* _Supplied entries_:

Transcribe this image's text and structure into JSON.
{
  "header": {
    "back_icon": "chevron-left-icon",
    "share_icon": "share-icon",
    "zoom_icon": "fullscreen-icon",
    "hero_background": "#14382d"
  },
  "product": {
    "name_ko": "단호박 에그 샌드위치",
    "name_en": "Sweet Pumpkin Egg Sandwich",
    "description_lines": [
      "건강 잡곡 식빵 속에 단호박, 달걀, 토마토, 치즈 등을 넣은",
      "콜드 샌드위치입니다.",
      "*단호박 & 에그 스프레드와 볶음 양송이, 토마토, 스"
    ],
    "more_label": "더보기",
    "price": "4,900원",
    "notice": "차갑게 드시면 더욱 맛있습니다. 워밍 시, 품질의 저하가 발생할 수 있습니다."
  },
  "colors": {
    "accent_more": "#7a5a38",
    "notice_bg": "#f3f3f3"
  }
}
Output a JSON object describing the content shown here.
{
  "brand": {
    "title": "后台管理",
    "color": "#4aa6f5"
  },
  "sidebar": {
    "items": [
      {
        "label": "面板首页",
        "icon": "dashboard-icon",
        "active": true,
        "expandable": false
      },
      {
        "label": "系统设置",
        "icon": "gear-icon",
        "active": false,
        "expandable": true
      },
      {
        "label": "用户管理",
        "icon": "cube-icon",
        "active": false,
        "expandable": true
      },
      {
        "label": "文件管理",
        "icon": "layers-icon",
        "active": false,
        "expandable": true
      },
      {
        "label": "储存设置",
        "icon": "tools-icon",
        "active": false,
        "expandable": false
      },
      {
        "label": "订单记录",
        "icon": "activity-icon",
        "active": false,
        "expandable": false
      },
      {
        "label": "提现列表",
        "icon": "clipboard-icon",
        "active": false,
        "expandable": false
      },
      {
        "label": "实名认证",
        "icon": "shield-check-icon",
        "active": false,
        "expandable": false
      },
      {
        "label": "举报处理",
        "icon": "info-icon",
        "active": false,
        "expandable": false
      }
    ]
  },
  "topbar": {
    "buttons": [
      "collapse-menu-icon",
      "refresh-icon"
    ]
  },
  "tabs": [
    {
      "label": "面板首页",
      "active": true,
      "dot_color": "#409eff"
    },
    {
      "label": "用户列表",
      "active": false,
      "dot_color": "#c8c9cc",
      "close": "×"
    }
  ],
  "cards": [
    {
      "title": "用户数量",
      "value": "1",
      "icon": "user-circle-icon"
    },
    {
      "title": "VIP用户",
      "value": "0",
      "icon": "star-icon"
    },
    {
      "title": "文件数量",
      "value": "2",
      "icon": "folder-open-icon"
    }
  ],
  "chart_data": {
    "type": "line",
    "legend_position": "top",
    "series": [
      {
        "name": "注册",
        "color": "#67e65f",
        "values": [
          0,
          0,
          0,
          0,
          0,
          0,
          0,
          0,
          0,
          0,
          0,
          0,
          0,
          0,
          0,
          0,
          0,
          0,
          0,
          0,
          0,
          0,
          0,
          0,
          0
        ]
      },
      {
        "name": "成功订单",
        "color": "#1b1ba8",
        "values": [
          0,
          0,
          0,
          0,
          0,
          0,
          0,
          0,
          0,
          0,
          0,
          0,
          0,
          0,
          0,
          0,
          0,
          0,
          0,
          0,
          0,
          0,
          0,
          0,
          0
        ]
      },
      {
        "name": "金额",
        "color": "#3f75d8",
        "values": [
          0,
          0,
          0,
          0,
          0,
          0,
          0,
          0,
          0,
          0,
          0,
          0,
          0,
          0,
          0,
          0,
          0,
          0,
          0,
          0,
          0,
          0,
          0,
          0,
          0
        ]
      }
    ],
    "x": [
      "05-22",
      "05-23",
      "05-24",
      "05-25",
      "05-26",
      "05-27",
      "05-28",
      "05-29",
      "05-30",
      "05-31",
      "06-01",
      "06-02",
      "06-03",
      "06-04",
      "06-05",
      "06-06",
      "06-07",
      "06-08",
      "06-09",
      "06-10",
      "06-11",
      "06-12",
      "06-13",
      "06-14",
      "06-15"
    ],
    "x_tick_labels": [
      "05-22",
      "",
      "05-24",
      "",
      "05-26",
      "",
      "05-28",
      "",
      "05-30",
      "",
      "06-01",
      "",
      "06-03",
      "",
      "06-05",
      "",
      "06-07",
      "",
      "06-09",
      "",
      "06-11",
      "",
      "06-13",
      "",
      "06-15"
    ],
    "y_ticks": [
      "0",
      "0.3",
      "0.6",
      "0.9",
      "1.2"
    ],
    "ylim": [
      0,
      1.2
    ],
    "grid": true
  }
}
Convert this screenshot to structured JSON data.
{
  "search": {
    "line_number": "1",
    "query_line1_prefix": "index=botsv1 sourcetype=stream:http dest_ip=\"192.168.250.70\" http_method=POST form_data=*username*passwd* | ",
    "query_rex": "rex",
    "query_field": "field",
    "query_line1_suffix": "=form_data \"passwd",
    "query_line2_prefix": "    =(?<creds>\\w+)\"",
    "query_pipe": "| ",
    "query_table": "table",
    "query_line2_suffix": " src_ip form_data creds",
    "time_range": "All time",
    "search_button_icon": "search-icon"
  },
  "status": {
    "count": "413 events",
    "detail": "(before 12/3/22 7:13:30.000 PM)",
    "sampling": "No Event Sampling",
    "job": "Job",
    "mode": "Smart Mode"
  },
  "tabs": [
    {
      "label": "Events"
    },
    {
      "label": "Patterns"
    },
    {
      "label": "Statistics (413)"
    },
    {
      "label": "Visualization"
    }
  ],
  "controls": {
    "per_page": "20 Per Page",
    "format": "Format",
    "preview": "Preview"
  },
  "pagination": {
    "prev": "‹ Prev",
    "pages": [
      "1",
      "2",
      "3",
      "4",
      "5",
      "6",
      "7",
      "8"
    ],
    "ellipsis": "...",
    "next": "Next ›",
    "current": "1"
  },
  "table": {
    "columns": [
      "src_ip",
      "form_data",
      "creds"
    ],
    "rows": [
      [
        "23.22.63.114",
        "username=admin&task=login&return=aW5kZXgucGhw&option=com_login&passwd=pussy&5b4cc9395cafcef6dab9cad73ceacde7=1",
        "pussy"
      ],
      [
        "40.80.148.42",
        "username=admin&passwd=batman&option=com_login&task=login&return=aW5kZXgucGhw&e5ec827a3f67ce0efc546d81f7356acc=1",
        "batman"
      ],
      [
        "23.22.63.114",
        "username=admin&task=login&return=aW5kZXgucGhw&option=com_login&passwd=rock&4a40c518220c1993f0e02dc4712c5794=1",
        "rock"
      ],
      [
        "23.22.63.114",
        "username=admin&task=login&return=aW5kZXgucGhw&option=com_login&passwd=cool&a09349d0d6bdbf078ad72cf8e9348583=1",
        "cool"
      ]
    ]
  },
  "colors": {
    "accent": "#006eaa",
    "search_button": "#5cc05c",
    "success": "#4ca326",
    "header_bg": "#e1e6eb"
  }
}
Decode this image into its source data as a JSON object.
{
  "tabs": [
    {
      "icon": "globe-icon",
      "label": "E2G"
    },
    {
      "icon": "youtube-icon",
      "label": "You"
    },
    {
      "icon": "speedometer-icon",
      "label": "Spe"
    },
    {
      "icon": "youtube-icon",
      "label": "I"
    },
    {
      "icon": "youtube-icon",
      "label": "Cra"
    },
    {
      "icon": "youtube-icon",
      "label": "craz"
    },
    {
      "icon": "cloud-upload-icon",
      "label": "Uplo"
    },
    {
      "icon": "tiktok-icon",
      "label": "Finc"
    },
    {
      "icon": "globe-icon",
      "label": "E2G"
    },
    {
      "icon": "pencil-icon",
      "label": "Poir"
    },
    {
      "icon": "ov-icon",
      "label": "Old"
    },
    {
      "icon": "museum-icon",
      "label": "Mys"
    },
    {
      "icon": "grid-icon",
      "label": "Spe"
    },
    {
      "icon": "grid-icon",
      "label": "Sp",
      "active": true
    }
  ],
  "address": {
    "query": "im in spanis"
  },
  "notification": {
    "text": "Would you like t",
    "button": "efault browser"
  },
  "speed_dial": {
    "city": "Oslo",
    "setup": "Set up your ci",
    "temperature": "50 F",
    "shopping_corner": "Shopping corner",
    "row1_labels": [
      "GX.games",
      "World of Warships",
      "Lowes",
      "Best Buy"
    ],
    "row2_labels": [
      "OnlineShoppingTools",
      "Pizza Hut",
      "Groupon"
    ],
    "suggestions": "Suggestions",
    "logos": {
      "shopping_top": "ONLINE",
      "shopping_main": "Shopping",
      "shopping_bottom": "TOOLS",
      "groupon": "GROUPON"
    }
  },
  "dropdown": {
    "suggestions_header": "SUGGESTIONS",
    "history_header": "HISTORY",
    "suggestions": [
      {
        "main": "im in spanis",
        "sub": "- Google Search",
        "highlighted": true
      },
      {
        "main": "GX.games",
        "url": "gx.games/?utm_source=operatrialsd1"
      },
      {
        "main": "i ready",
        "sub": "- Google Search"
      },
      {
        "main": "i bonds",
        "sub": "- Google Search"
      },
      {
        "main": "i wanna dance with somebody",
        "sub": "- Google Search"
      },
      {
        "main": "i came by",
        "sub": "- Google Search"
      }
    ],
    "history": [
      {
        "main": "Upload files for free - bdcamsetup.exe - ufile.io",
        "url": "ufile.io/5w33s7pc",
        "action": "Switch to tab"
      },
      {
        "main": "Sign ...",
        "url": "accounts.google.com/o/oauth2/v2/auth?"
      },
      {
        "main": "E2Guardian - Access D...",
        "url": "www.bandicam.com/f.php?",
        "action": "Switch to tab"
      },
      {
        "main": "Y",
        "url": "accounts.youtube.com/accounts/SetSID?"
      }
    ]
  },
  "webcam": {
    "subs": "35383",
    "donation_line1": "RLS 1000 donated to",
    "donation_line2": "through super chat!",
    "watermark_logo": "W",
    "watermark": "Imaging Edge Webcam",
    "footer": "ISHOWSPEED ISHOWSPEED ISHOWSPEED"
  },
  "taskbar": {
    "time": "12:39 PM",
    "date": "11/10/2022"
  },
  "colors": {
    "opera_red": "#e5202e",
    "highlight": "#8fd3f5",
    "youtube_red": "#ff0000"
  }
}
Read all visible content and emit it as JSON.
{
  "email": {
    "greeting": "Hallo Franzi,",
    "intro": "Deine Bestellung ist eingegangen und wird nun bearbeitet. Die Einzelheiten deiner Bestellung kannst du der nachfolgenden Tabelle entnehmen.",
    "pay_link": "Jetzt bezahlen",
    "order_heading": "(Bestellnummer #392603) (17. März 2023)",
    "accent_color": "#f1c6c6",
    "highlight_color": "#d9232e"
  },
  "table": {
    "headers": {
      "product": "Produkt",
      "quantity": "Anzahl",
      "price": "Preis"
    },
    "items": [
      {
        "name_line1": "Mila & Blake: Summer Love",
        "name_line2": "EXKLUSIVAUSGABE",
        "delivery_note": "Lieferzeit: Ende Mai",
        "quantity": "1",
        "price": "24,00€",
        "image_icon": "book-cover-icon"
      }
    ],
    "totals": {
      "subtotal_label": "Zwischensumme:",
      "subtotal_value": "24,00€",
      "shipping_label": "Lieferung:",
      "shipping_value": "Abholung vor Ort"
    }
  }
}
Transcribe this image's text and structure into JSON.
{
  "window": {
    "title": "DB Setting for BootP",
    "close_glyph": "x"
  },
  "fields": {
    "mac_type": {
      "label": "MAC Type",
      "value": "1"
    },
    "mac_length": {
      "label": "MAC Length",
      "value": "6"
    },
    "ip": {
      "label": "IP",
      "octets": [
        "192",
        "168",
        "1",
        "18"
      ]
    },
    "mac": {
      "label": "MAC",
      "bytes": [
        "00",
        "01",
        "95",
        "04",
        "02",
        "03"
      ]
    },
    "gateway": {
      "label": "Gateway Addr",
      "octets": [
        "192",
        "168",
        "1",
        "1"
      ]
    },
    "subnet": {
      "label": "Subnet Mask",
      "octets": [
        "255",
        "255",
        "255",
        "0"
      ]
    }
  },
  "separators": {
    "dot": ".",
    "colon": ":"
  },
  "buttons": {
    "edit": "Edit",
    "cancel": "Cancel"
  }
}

* _What the task requires_:
Isolate the lines that hold the word "content" and copy all of them.

* _Reply to the task_:
Output a JSON object describing the content shown here.
Read all visible content and emit it as JSON.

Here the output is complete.